**STATED EXERCISE**
For each line below that contains the string "filter", copy that line.

Data items
####################
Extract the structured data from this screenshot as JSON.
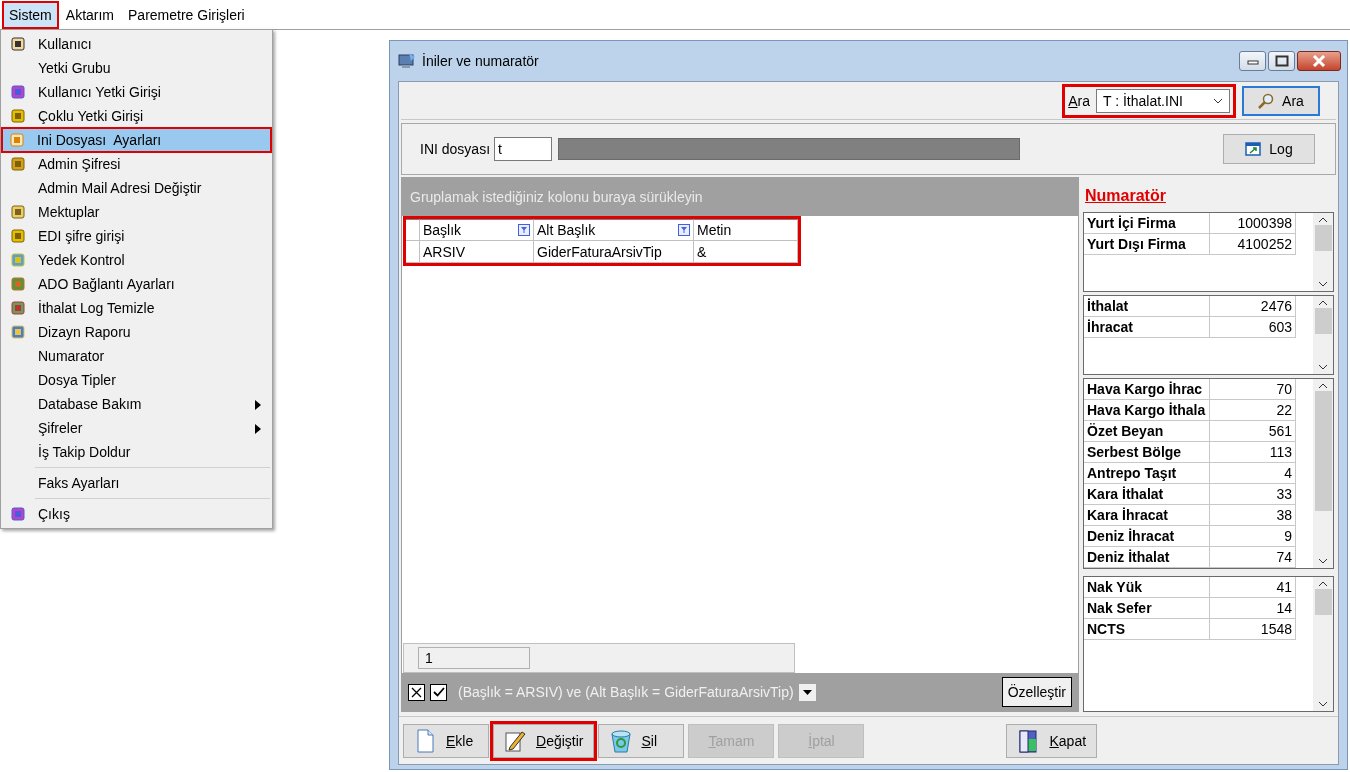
{
  "menubar": [
    {
      "label": "Sistem",
      "selected": true,
      "highlighted": true
    },
    {
      "label": "Aktarım",
      "selected": false,
      "highlighted": false
    },
    {
      "label": "Paremetre Girişleri",
      "selected": false,
      "highlighted": false
    }
  ],
  "menu": {
    "items": [
      {
        "kind": "item",
        "label": "Kullanıcı",
        "has_icon": true,
        "submenu": false,
        "selected": false,
        "highlighted": false
      },
      {
        "kind": "item",
        "label": "Yetki Grubu",
        "has_icon": false,
        "submenu": false,
        "selected": false,
        "highlighted": false
      },
      {
        "kind": "item",
        "label": "Kullanıcı Yetki Girişi",
        "has_icon": true,
        "submenu": false,
        "selected": false,
        "highlighted": false
      },
      {
        "kind": "item",
        "label": "Çoklu Yetki Girişi",
        "has_icon": true,
        "submenu": false,
        "selected": false,
        "highlighted": false
      },
      {
        "kind": "item",
        "label": "Ini Dosyası  Ayarları",
        "has_icon": true,
        "submenu": false,
        "selected": true,
        "highlighted": true
      },
      {
        "kind": "item",
        "label": "Admin Şifresi",
        "has_icon": true,
        "submenu": false,
        "selected": false,
        "highlighted": false
      },
      {
        "kind": "item",
        "label": "Admin Mail Adresi Değiştir",
        "has_icon": false,
        "submenu": false,
        "selected": false,
        "highlighted": false
      },
      {
        "kind": "item",
        "label": "Mektuplar",
        "has_icon": true,
        "submenu": false,
        "selected": false,
        "highlighted": false
      },
      {
        "kind": "item",
        "label": "EDI şifre girişi",
        "has_icon": true,
        "submenu": false,
        "selected": false,
        "highlighted": false
      },
      {
        "kind": "item",
        "label": "Yedek Kontrol",
        "has_icon": true,
        "submenu": false,
        "selected": false,
        "highlighted": false
      },
      {
        "kind": "item",
        "label": "ADO Bağlantı Ayarları",
        "has_icon": true,
        "submenu": false,
        "selected": false,
        "highlighted": false
      },
      {
        "kind": "item",
        "label": "İthalat Log Temizle",
        "has_icon": true,
        "submenu": false,
        "selected": false,
        "highlighted": false
      },
      {
        "kind": "item",
        "label": "Dizayn Raporu",
        "has_icon": true,
        "submenu": false,
        "selected": false,
        "highlighted": false
      },
      {
        "kind": "item",
        "label": "Numarator",
        "has_icon": false,
        "submenu": false,
        "selected": false,
        "highlighted": false
      },
      {
        "kind": "item",
        "label": "Dosya Tipler",
        "has_icon": false,
        "submenu": false,
        "selected": false,
        "highlighted": false
      },
      {
        "kind": "item",
        "label": "Database Bakım",
        "has_icon": false,
        "submenu": true,
        "selected": false,
        "highlighted": false
      },
      {
        "kind": "item",
        "label": "Şifreler",
        "has_icon": false,
        "submenu": true,
        "selected": false,
        "highlighted": false
      },
      {
        "kind": "item",
        "label": "İş Takip Doldur",
        "has_icon": false,
        "submenu": false,
        "selected": false,
        "highlighted": false
      },
      {
        "kind": "separator"
      },
      {
        "kind": "item",
        "label": "Faks Ayarları",
        "has_icon": false,
        "submenu": false,
        "selected": false,
        "highlighted": false
      },
      {
        "kind": "separator"
      },
      {
        "kind": "item",
        "label": "Çıkış",
        "has_icon": true,
        "submenu": false,
        "selected": false,
        "highlighted": false
      }
    ]
  },
  "window": {
    "title": "İniler ve numaratör",
    "search": {
      "label": "Ara",
      "value": "T : İthalat.INI",
      "button": "Ara",
      "highlighted": true
    },
    "ini_file": {
      "label": "INI dosyası",
      "value": "t",
      "log_button": "Log"
    },
    "grid": {
      "group_hint": "Gruplamak istediğiniz kolonu buraya sürükleyin",
      "highlighted": true,
      "columns": [
        {
          "label": "Başlık",
          "filter": true
        },
        {
          "label": "Alt Başlık",
          "filter": true
        },
        {
          "label": "Metin",
          "filter": false
        }
      ],
      "rows": [
        [
          "ARSIV",
          "GiderFaturaArsivTip",
          "&"
        ]
      ],
      "footer_count": "1",
      "filter": {
        "active": true,
        "text": "(Başlık = ARSIV) ve (Alt Başlık = GiderFaturaArsivTip)",
        "customize_button": "Özelleştir"
      }
    },
    "numerator": {
      "title": "Numaratör",
      "groups": [
        {
          "rows": [
            {
              "name": "Yurt İçi Firma",
              "value": "1000398"
            },
            {
              "name": "Yurt Dışı Firma",
              "value": "4100252"
            }
          ]
        },
        {
          "rows": [
            {
              "name": "İthalat",
              "value": "2476"
            },
            {
              "name": "İhracat",
              "value": "603"
            }
          ]
        },
        {
          "rows": [
            {
              "name": "Hava Kargo İhrac",
              "value": "70"
            },
            {
              "name": "Hava Kargo İthala",
              "value": "22"
            },
            {
              "name": "Özet Beyan",
              "value": "561"
            },
            {
              "name": "Serbest Bölge",
              "value": "113"
            },
            {
              "name": "Antrepo Taşıt",
              "value": "4"
            },
            {
              "name": "Kara İthalat",
              "value": "33"
            },
            {
              "name": "Kara İhracat",
              "value": "38"
            },
            {
              "name": "Deniz İhracat",
              "value": "9"
            },
            {
              "name": "Deniz İthalat",
              "value": "74"
            }
          ]
        },
        {
          "rows": [
            {
              "name": "Nak Yük",
              "value": "41"
            },
            {
              "name": "Nak Sefer",
              "value": "14"
            },
            {
              "name": "NCTS",
              "value": "1548"
            }
          ]
        }
      ]
    },
    "buttons": [
      {
        "label": "Ekle",
        "disabled": false,
        "highlighted": false
      },
      {
        "label": "Değiştir",
        "disabled": false,
        "highlighted": true
      },
      {
        "label": "Sil",
        "disabled": false,
        "highlighted": false
      },
      {
        "label": "Tamam",
        "disabled": true,
        "highlighted": false
      },
      {
        "label": "İptal",
        "disabled": true,
        "highlighted": false
      },
      {
        "label": "Kapat",
        "disabled": false,
        "highlighted": false
      }
    ]
  }
}
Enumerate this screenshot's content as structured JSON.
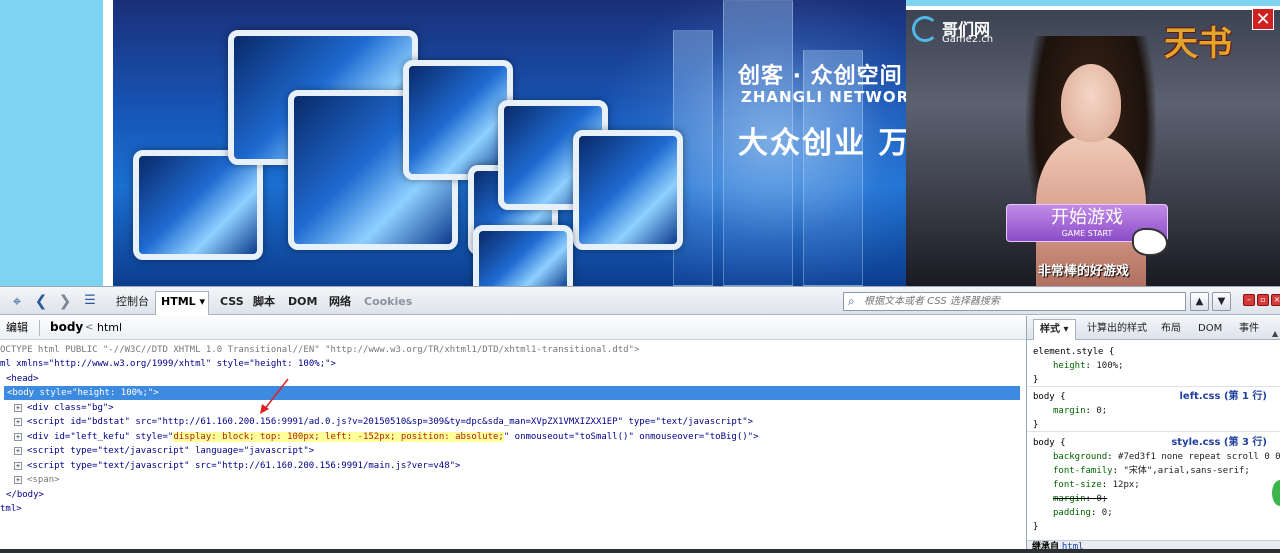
{
  "banner": {
    "title_cn": "创客 · 众创空间",
    "title_en": "ZHANGLI NETWORK",
    "slogan": "大众创业 万众创新"
  },
  "ad": {
    "logo": "哥们网",
    "logo_sub": "Game2.cn",
    "game_logo": "天书",
    "close": "✕",
    "start_cn": "开始游戏",
    "start_en": "GAME START",
    "tagline": "非常棒的好游戏"
  },
  "toolbar": {
    "tabs": [
      "控制台",
      "HTML",
      "CSS",
      "脚本",
      "DOM",
      "网络",
      "Cookies"
    ],
    "search_placeholder": "根据文本或者 CSS 选择器搜索"
  },
  "breadcrumb": {
    "edit": "编辑",
    "body": "body",
    "arrow": "<",
    "html": "html"
  },
  "html_lines": [
    "OCTYPE html PUBLIC \"-//W3C//DTD XHTML 1.0 Transitional//EN\" \"http://www.w3.org/TR/xhtml1/DTD/xhtml1-transitional.dtd\">",
    "ml xmlns=\"http://www.w3.org/1999/xhtml\" style=\"height: 100%;\">",
    "<head>",
    "<body style=\"height: 100%;\">",
    "<div class=\"bg\">",
    "<script id=\"bdstat\" src=\"http://61.160.200.156:9991/ad.0.js?v=20150510&sp=309&ty=dpc&sda_man=XVpZX1VMXIZXX1EP\" type=\"text/javascript\">",
    "<div id=\"left_kefu\" style=\"",
    "display: block; top: 100px; left: -152px; position: absolute;",
    "\" onmouseout=\"toSmall()\" onmouseover=\"toBig()\">",
    "<script type=\"text/javascript\" language=\"javascript\">",
    "<script type=\"text/javascript\" src=\"http://61.160.200.156:9991/main.js?ver=v48\">",
    "<span>",
    "</body>",
    "tml>"
  ],
  "side": {
    "tabs": [
      "样式 ▾",
      "计算出的样式",
      "布局",
      "DOM",
      "事件"
    ],
    "rules": [
      {
        "selector": "element.style {",
        "props": [
          [
            "height",
            "100%;"
          ]
        ],
        "close": "}",
        "source": ""
      },
      {
        "selector": "body {",
        "props": [
          [
            "margin",
            "0;"
          ]
        ],
        "close": "}",
        "source": "left.css (第 1 行)"
      },
      {
        "selector": "body {",
        "props": [
          [
            "background",
            "#7ed3f1 none repeat scroll 0 0;"
          ],
          [
            "font-family",
            "\"宋体\",arial,sans-serif;"
          ],
          [
            "font-size",
            "12px;"
          ],
          [
            "margin",
            "0;"
          ],
          [
            "padding",
            "0;"
          ]
        ],
        "close": "}",
        "source": "style.css (第 3 行)"
      }
    ],
    "inherit_label": "继承自",
    "inherit_link": "html"
  },
  "colors": {
    "site_bg": "#7ed3f1",
    "selection": "#3d8be0",
    "highlight": "#ffff99"
  }
}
####################
**OUTPUT FOR THIS EXERCISE**
          "filter": true
          "filter": true
          "filter": false
      "filter": {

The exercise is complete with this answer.